++++ STORED DATA ++++
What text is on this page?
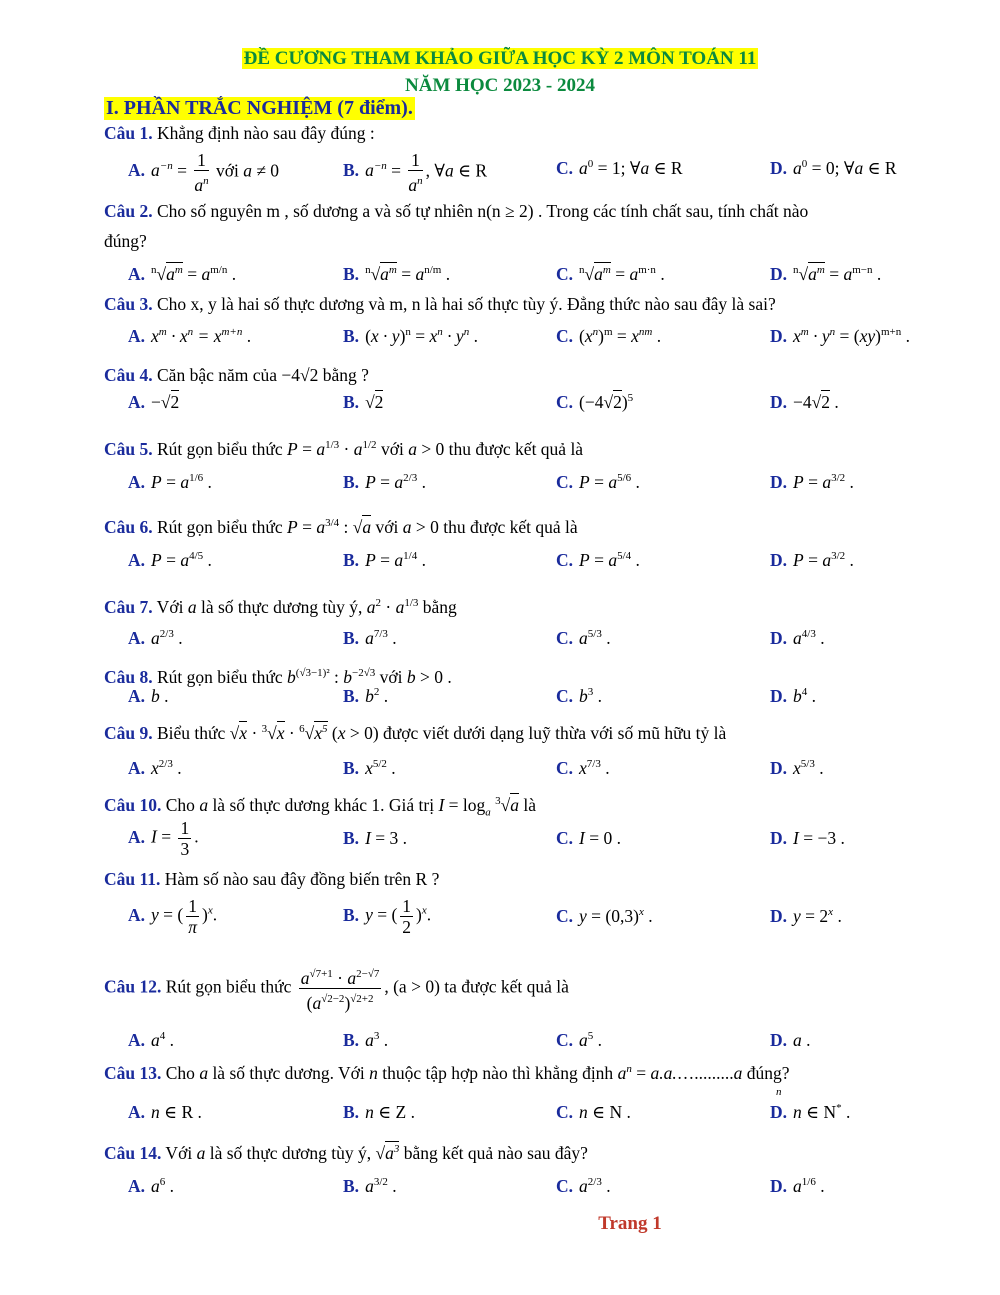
ĐỀ CƯƠNG THAM KHẢO GIỮA HỌC KỲ 2 MÔN TOÁN 11
NĂM HỌC 2023 - 2024
I. PHẦN TRẮC NGHIỆM (7 điểm).
Câu 1. Khẳng định nào sau đây đúng :
A. $a^{-n} = \frac{1}{a^n}$ với a ≠ 0	B. $a^{-n} = \frac{1}{a^n}$ , ∀a ∈ R	C. $a^0 = 1$; ∀a ∈ R	D. $a^0 = 0$; ∀a ∈ R
Câu 2. Cho số nguyên m , số dương a và số tự nhiên n(n ≥ 2) . Trong các tính chất sau, tính chất nào
đúng?
A. $^n√a^m = a^{m/n}$ .	B. $^n√a^m = a^{n/m}$ .	C. $^n√a^m = a^{m\cdot n}$ .	D. $^n√a^m = a^{m-n}$ .
Câu 3. Cho x, y là hai số thực dương và m, n là hai số thực tùy ý. Đẳng thức nào sau đây là sai?
A. $x^m \cdot x^n = x^{m+n}$ .	B. $(x \cdot y)^n = x^n \cdot y^n$ .	C. $(x^n)^m = x^{nm}$ .	D. $x^m \cdot y^n = (xy)^{m+n}$ .
Câu 4. Căn bậc năm của −4√2 bằng ?
A. −√2	B. √2	C. $(-4√2)^5$	D. −4√2 .
Câu 5. Rút gọn biểu thức $P = a^{1/3} \cdot a^{1/2}$ với a > 0 thu được kết quả là
A. $P = a^{1/6}$ .	B. $P = a^{2/3}$ .	C. $P = a^{5/6}$ .	D. $P = a^{3/2}$ .
Câu 6. Rút gọn biểu thức $P = a^{3/4}$ : √a với a > 0 thu được kết quả là
A. $P = a^{4/5}$ .	B. $P = a^{1/4}$ .	C. $P = a^{5/4}$ .	D. $P = a^{3/2}$ .
Câu 7. Với a là số thực dương tùy ý, $a^2 \cdot a^{1/3}$ bằng
A. $a^{2/3}$ .	B. $a^{7/3}$ .	C. $a^{5/3}$ .	D. $a^{4/3}$ .
Câu 8. Rút gọn biểu thức $b^{(√3-1)^2}$ : $b^{-2√3}$ với b > 0 .
A. b .	B. $b^2$ .	C. $b^3$ .	D. $b^4$ .
Câu 9. Biểu thức $√x \cdot ^3√x \cdot ^6√x^5$ (x > 0) được viết dưới dạng luỹ thừa với số mũ hữu tỷ là
A. $x^{2/3}$ .	B. $x^{5/2}$ .	C. $x^{7/3}$ .	D. $x^{5/3}$ .
Câu 10. Cho a là số thực dương khác 1. Giá trị $I = \log_a ^3√a$ là
A. $I = \frac{1}{3}$ .	B. I = 3 .	C. I = 0 .	D. I = −3 .
Câu 11. Hàm số nào sau đây đồng biến trên R ?
A. y = ( $\frac{1}{\pi} )^x$.	B. y = ( $\frac{1}{2} )^x$.	C. $y = (0,3)^x$ .	D. $y = 2^x$ .
Câu 12. Rút gọn biểu thức $\frac{a^{√7+1} \cdot a^{2-√7}}{(a^{√2-2})^{√2+2}}$ , (a > 0) ta được kết quả là
A. $a^4$ .	B. $a^3$ .	C. $a^5$ .	D. a .
Câu 13. Cho a là số thực dương. Với n thuộc tập hợp nào thì khẳng định $a^n$ = a.a.….........a đúng?
n
A. n ∈ R .	B. n ∈ Z .	C. n ∈ N .	D. n ∈ N* .
Câu 14. Với a là số thực dương tùy ý, $√a^3$ bằng kết quả nào sau đây?
A. $a^6$ .	B. $a^{3/2}$ .	C. $a^{2/3}$ .	D. $a^{1/6}$ .
Trang 1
++++
Print the records above exactly as they stand, but leave out the pictures.

What text is on this page?
ĐỀ CƯƠNG THAM KHẢO GIỮA HỌC KỲ 2 MÔN TOÁN 11
NĂM HỌC 2023 - 2024
I. PHẦN TRẮC NGHIỆM (7 điểm).
Câu 1. Khẳng định nào sau đây đúng :
A. $a^{-n} = \frac{1}{a^n}$ với a ≠ 0	B. $a^{-n} = \frac{1}{a^n}$ , ∀a ∈ R	C. $a^0 = 1$; ∀a ∈ R	D. $a^0 = 0$; ∀a ∈ R
Câu 2. Cho số nguyên m , số dương a và số tự nhiên n(n ≥ 2) . Trong các tính chất sau, tính chất nào
đúng?
A. $^n√a^m = a^{m/n}$ .	B. $^n√a^m = a^{n/m}$ .	C. $^n√a^m = a^{m\cdot n}$ .	D. $^n√a^m = a^{m-n}$ .
Câu 3. Cho x, y là hai số thực dương và m, n là hai số thực tùy ý. Đẳng thức nào sau đây là sai?
A. $x^m \cdot x^n = x^{m+n}$ .	B. $(x \cdot y)^n = x^n \cdot y^n$ .	C. $(x^n)^m = x^{nm}$ .	D. $x^m \cdot y^n = (xy)^{m+n}$ .
Câu 4. Căn bậc năm của −4√2 bằng ?
A. −√2	B. √2	C. $(-4√2)^5$	D. −4√2 .
Câu 5. Rút gọn biểu thức $P = a^{1/3} \cdot a^{1/2}$ với a > 0 thu được kết quả là
A. $P = a^{1/6}$ .	B. $P = a^{2/3}$ .	C. $P = a^{5/6}$ .	D. $P = a^{3/2}$ .
Câu 6. Rút gọn biểu thức $P = a^{3/4}$ : √a với a > 0 thu được kết quả là
A. $P = a^{4/5}$ .	B. $P = a^{1/4}$ .	C. $P = a^{5/4}$ .	D. $P = a^{3/2}$ .
Câu 7. Với a là số thực dương tùy ý, $a^2 \cdot a^{1/3}$ bằng
A. $a^{2/3}$ .	B. $a^{7/3}$ .	C. $a^{5/3}$ .	D. $a^{4/3}$ .
Câu 8. Rút gọn biểu thức $b^{(√3-1)^2}$ : $b^{-2√3}$ với b > 0 .
A. b .	B. $b^2$ .	C. $b^3$ .	D. $b^4$ .
Câu 9. Biểu thức $√x \cdot ^3√x \cdot ^6√x^5$ (x > 0) được viết dưới dạng luỹ thừa với số mũ hữu tỷ là
A. $x^{2/3}$ .	B. $x^{5/2}$ .	C. $x^{7/3}$ .	D. $x^{5/3}$ .
Câu 10. Cho a là số thực dương khác 1. Giá trị $I = \log_a ^3√a$ là
A. $I = \frac{1}{3}$ .	B. I = 3 .	C. I = 0 .	D. I = −3 .
Câu 11. Hàm số nào sau đây đồng biến trên R ?
A. y = ( $\frac{1}{\pi} )^x$.	B. y = ( $\frac{1}{2} )^x$.	C. $y = (0,3)^x$ .	D. $y = 2^x$ .
Câu 12. Rút gọn biểu thức $\frac{a^{√7+1} \cdot a^{2-√7}}{(a^{√2-2})^{√2+2}}$ , (a > 0) ta được kết quả là
A. $a^4$ .	B. $a^3$ .	C. $a^5$ .	D. a .
Câu 13. Cho a là số thực dương. Với n thuộc tập hợp nào thì khẳng định $a^n$ = a.a.….........a đúng?
n
A. n ∈ R .	B. n ∈ Z .	C. n ∈ N .	D. n ∈ N* .
Câu 14. Với a là số thực dương tùy ý, $√a^3$ bằng kết quả nào sau đây?
A. $a^6$ .	B. $a^{3/2}$ .	C. $a^{2/3}$ .	D. $a^{1/6}$ .
Trang 1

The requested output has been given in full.